>>
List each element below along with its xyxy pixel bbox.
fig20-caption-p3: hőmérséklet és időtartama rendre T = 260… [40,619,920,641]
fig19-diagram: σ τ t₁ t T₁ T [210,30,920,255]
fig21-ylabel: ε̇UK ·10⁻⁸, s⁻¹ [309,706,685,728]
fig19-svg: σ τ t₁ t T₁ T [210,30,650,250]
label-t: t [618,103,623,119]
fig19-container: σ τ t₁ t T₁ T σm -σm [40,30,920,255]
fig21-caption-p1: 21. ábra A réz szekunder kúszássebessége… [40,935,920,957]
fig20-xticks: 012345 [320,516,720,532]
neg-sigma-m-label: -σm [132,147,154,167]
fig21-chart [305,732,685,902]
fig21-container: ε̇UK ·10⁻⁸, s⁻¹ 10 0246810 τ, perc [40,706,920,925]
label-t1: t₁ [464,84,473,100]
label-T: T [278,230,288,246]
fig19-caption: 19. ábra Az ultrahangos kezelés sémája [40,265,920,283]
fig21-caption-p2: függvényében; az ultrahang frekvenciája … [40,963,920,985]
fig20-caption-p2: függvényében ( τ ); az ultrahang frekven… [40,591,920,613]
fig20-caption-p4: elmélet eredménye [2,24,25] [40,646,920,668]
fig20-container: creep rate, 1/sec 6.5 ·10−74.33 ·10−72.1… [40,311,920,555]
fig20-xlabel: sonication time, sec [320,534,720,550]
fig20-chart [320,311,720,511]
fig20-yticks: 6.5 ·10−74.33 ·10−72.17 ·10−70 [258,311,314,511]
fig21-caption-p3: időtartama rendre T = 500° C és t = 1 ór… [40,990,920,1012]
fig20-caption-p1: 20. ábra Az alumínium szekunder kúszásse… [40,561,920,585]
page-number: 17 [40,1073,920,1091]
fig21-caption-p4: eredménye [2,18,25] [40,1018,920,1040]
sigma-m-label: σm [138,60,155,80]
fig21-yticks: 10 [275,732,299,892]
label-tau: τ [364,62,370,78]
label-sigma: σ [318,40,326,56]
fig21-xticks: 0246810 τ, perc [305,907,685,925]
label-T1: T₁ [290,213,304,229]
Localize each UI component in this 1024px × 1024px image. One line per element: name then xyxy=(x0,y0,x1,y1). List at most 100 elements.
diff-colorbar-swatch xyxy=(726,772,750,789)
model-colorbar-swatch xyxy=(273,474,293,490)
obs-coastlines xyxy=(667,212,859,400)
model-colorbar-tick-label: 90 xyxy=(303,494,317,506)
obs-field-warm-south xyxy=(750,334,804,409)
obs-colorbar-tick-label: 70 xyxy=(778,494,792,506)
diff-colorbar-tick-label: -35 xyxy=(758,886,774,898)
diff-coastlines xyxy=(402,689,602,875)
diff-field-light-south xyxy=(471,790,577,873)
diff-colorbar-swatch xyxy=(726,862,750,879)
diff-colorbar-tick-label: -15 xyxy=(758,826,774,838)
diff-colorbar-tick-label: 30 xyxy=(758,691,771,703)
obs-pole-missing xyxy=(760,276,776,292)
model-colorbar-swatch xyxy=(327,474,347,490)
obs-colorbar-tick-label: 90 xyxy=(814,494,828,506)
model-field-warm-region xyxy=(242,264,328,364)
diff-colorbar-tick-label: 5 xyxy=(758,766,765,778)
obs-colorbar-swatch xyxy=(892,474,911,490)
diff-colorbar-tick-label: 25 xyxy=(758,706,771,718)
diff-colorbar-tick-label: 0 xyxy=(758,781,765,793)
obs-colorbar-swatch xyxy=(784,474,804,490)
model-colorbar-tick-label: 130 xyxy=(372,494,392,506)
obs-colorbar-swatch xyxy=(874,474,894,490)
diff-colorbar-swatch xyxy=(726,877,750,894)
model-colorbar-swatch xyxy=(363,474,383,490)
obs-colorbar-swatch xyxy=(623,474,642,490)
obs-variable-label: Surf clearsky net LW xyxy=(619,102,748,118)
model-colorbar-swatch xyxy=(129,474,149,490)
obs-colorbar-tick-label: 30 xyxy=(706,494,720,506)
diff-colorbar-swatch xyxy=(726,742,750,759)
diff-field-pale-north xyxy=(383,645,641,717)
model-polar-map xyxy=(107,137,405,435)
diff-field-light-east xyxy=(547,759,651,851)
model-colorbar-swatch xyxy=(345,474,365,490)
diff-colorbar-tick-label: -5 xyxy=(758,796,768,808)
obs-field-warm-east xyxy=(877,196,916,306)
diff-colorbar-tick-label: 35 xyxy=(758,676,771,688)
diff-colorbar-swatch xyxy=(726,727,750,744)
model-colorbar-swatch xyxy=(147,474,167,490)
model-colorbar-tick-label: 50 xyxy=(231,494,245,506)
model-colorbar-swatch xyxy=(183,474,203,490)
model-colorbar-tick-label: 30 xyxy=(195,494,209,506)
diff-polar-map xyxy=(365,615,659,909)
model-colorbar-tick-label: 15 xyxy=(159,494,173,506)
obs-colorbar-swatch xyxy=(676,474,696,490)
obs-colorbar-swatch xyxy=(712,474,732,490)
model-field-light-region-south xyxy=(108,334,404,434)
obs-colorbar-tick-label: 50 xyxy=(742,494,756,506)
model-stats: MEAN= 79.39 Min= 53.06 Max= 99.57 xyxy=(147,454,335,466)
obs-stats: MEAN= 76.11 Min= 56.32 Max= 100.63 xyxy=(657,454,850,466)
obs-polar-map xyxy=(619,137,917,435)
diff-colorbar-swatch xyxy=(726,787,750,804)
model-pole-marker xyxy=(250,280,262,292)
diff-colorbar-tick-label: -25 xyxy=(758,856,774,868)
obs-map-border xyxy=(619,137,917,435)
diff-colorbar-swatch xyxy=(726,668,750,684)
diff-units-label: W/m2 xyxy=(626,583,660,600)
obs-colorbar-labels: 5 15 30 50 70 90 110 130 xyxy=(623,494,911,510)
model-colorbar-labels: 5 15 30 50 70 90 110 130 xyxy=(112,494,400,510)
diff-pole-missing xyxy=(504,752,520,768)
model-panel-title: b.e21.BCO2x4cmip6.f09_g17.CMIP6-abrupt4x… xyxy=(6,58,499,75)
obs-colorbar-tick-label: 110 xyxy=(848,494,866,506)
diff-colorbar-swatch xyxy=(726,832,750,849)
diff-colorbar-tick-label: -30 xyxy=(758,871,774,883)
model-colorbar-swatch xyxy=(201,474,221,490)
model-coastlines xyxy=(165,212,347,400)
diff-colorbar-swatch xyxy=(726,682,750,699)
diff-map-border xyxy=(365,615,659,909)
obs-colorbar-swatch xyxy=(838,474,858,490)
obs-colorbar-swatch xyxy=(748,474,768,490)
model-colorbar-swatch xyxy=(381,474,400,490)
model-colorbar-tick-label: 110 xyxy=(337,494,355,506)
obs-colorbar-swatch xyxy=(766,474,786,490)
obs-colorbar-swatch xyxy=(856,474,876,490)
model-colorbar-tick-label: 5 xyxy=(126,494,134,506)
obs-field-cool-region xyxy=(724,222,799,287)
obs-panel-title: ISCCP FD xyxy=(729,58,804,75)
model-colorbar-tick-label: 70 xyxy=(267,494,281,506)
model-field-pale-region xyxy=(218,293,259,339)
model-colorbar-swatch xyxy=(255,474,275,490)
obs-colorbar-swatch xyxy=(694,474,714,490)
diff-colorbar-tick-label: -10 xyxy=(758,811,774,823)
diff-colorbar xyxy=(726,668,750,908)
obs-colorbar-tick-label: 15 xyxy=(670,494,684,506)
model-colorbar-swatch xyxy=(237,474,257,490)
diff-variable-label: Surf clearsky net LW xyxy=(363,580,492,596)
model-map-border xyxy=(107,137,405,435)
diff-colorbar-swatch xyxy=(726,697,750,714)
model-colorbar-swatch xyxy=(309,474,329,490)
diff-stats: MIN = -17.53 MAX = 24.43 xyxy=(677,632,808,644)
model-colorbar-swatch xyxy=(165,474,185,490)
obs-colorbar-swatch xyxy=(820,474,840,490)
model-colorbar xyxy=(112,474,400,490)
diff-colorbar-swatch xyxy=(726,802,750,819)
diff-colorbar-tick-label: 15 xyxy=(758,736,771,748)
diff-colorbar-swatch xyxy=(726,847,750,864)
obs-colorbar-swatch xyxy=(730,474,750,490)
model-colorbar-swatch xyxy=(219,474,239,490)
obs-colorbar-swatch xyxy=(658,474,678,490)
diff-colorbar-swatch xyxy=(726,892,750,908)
<<
## Given task
Please reproduce the stretch of entries from the very first line through the line containing "fig21-chart [305,732,685,902]", both ends included, character for character.

## Expected output
List each element below along with its xyxy pixel bbox.
fig20-caption-p3: hőmérséklet és időtartama rendre T = 260… [40,619,920,641]
fig19-diagram: σ τ t₁ t T₁ T [210,30,920,255]
fig21-ylabel: ε̇UK ·10⁻⁸, s⁻¹ [309,706,685,728]
fig19-svg: σ τ t₁ t T₁ T [210,30,650,250]
label-t: t [618,103,623,119]
fig19-container: σ τ t₁ t T₁ T σm -σm [40,30,920,255]
fig21-caption-p1: 21. ábra A réz szekunder kúszássebessége… [40,935,920,957]
fig20-xticks: 012345 [320,516,720,532]
neg-sigma-m-label: -σm [132,147,154,167]
fig21-chart [305,732,685,902]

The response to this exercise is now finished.